Items listed in a dataset
--- Start ---

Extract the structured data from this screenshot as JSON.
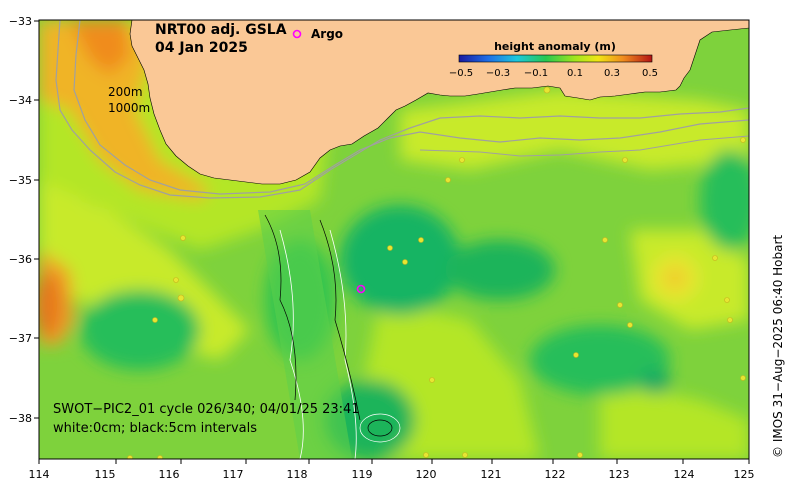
{
  "title": {
    "line1": "NRT00 adj. GSLA",
    "line2": "04 Jan 2025"
  },
  "legend": {
    "argo_label": "Argo",
    "argo_color": "#ff00ff",
    "colorbar_title": "height anomaly (m)",
    "colorbar_ticks": [
      "−0.5",
      "−0.3",
      "−0.1",
      "0.1",
      "0.3",
      "0.5"
    ],
    "colorbar_colors": [
      "#1a1aa0",
      "#1e5fe0",
      "#1eb4e6",
      "#2ecc8a",
      "#3cc83c",
      "#a0e61e",
      "#e6e614",
      "#f0a01e",
      "#e65a14",
      "#b41414"
    ]
  },
  "depth_labels": [
    "200m",
    "1000m"
  ],
  "swot": {
    "line1": "SWOT−PIC2_01 cycle 026/340; 04/01/25 23:41",
    "line2": "white:0cm; black:5cm intervals"
  },
  "credit": "© IMOS 31−Aug−2025 06:40 Hobart",
  "axes": {
    "x_ticks": [
      "114",
      "115",
      "116",
      "117",
      "118",
      "119",
      "120",
      "121",
      "122",
      "123",
      "124",
      "125"
    ],
    "y_ticks": [
      "−33",
      "−34",
      "−35",
      "−36",
      "−37",
      "−38"
    ]
  },
  "colors": {
    "land": "#fac896",
    "ocean_base": "#7ed23c",
    "contour": "#a0a0a0"
  }
}
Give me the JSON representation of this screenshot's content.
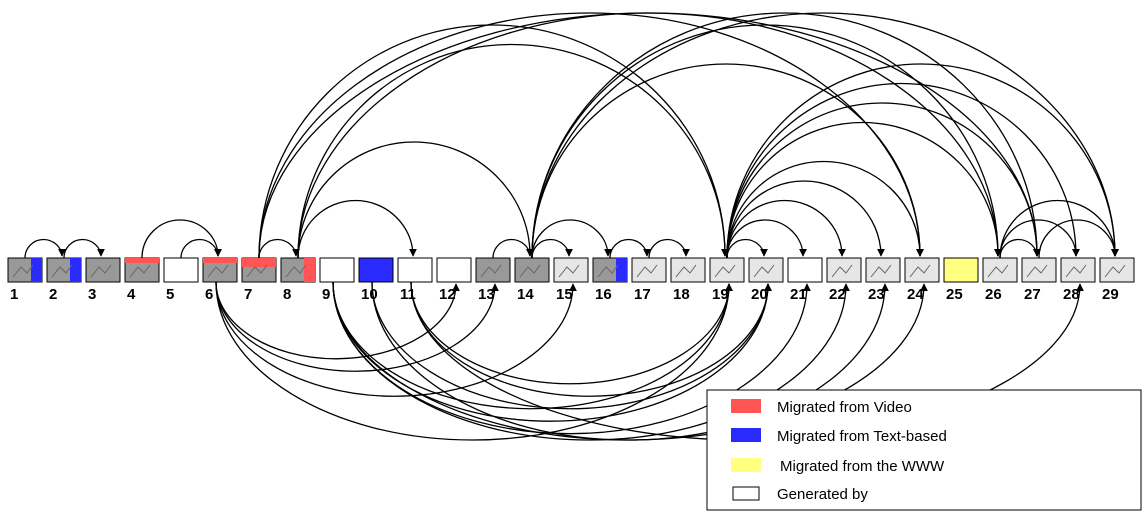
{
  "nodes": [
    {
      "label": "1"
    },
    {
      "label": "2"
    },
    {
      "label": "3"
    },
    {
      "label": "4"
    },
    {
      "label": "5"
    },
    {
      "label": "6"
    },
    {
      "label": "7"
    },
    {
      "label": "8"
    },
    {
      "label": "9"
    },
    {
      "label": "10"
    },
    {
      "label": "11"
    },
    {
      "label": "12"
    },
    {
      "label": "13"
    },
    {
      "label": "14"
    },
    {
      "label": "15"
    },
    {
      "label": "16"
    },
    {
      "label": "17"
    },
    {
      "label": "18"
    },
    {
      "label": "19"
    },
    {
      "label": "20"
    },
    {
      "label": "21"
    },
    {
      "label": "22"
    },
    {
      "label": "23"
    },
    {
      "label": "24"
    },
    {
      "label": "25"
    },
    {
      "label": "26"
    },
    {
      "label": "27"
    },
    {
      "label": "28"
    },
    {
      "label": "29"
    }
  ],
  "legend": [
    {
      "label": "Migrated from Video"
    },
    {
      "label": "Migrated from Text-based"
    },
    {
      "label": "Migrated from the WWW"
    },
    {
      "label": "Generated by"
    }
  ]
}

--- End ---

▸ **AIM OF THE TASK**: Except for the pictures, give all the material above again verbatim.

▸ **TASK RESULT**:
Extract the structured data from this screenshot as JSON.
{
  "title": {
    "line1": "NRT00 adj. GSLA",
    "line2": "04 Jan 2025"
  },
  "legend": {
    "argo_label": "Argo",
    "argo_color": "#ff00ff",
    "colorbar_title": "height anomaly (m)",
    "colorbar_ticks": [
      "−0.5",
      "−0.3",
      "−0.1",
      "0.1",
      "0.3",
      "0.5"
    ],
    "colorbar_colors": [
      "#1a1aa0",
      "#1e5fe0",
      "#1eb4e6",
      "#2ecc8a",
      "#3cc83c",
      "#a0e61e",
      "#e6e614",
      "#f0a01e",
      "#e65a14",
      "#b41414"
    ]
  },
  "depth_labels": [
    "200m",
    "1000m"
  ],
  "swot": {
    "line1": "SWOT−PIC2_01 cycle 026/340; 04/01/25 23:41",
    "line2": "white:0cm; black:5cm intervals"
  },
  "credit": "© IMOS 31−Aug−2025 06:40 Hobart",
  "axes": {
    "x_ticks": [
      "114",
      "115",
      "116",
      "117",
      "118",
      "119",
      "120",
      "121",
      "122",
      "123",
      "124",
      "125"
    ],
    "y_ticks": [
      "−33",
      "−34",
      "−35",
      "−36",
      "−37",
      "−38"
    ]
  },
  "colors": {
    "land": "#fac896",
    "ocean_base": "#7ed23c",
    "contour": "#a0a0a0"
  }
}
Give me the JSON representation of this screenshot's content.
{
  "nodes": [
    {
      "label": "1"
    },
    {
      "label": "2"
    },
    {
      "label": "3"
    },
    {
      "label": "4"
    },
    {
      "label": "5"
    },
    {
      "label": "6"
    },
    {
      "label": "7"
    },
    {
      "label": "8"
    },
    {
      "label": "9"
    },
    {
      "label": "10"
    },
    {
      "label": "11"
    },
    {
      "label": "12"
    },
    {
      "label": "13"
    },
    {
      "label": "14"
    },
    {
      "label": "15"
    },
    {
      "label": "16"
    },
    {
      "label": "17"
    },
    {
      "label": "18"
    },
    {
      "label": "19"
    },
    {
      "label": "20"
    },
    {
      "label": "21"
    },
    {
      "label": "22"
    },
    {
      "label": "23"
    },
    {
      "label": "24"
    },
    {
      "label": "25"
    },
    {
      "label": "26"
    },
    {
      "label": "27"
    },
    {
      "label": "28"
    },
    {
      "label": "29"
    }
  ],
  "legend": [
    {
      "label": "Migrated from Video"
    },
    {
      "label": "Migrated from Text-based"
    },
    {
      "label": "Migrated from the WWW"
    },
    {
      "label": "Generated by"
    }
  ]
}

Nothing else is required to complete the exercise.